#### [What is asked]
Print all entries precisely as they are written.

#### [Extracted data entries]
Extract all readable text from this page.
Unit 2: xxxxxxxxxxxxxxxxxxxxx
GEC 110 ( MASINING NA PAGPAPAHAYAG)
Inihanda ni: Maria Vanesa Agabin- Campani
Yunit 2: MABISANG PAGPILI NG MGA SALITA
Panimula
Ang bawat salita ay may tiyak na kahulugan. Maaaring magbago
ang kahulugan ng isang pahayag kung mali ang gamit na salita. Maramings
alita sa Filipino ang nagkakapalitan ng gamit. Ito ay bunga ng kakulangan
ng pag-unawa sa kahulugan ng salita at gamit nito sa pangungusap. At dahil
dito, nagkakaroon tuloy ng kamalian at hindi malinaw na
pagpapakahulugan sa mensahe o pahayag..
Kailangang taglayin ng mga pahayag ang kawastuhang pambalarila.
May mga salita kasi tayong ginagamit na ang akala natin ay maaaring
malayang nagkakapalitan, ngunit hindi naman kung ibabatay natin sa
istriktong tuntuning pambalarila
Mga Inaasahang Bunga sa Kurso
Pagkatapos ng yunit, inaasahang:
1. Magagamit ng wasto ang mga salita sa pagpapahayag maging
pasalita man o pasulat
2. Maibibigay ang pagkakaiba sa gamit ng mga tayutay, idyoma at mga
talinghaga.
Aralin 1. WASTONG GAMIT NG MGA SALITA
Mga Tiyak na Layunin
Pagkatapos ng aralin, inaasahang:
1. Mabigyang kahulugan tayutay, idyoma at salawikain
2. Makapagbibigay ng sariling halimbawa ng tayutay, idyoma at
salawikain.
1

#### [Output]
Extract all readable text from this page.
Unit 2: xxxxxxxxxxxxxxxxxxxxx
GEC 110 ( MASINING NA PAGPAPAHAYAG)
Inihanda ni: Maria Vanesa Agabin- Campani
Yunit 2: MABISANG PAGPILI NG MGA SALITA
Panimula
Ang bawat salita ay may tiyak na kahulugan. Maaaring magbago
ang kahulugan ng isang pahayag kung mali ang gamit na salita. Maramings
alita sa Filipino ang nagkakapalitan ng gamit. Ito ay bunga ng kakulangan
ng pag-unawa sa kahulugan ng salita at gamit nito sa pangungusap. At dahil
dito, nagkakaroon tuloy ng kamalian at hindi malinaw na
pagpapakahulugan sa mensahe o pahayag..
Kailangang taglayin ng mga pahayag ang kawastuhang pambalarila.
May mga salita kasi tayong ginagamit na ang akala natin ay maaaring
malayang nagkakapalitan, ngunit hindi naman kung ibabatay natin sa
istriktong tuntuning pambalarila
Mga Inaasahang Bunga sa Kurso
Pagkatapos ng yunit, inaasahang:
1. Magagamit ng wasto ang mga salita sa pagpapahayag maging
pasalita man o pasulat
2. Maibibigay ang pagkakaiba sa gamit ng mga tayutay, idyoma at mga
talinghaga.
Aralin 1. WASTONG GAMIT NG MGA SALITA
Mga Tiyak na Layunin
Pagkatapos ng aralin, inaasahang:
1. Mabigyang kahulugan tayutay, idyoma at salawikain
2. Makapagbibigay ng sariling halimbawa ng tayutay, idyoma at
salawikain.
1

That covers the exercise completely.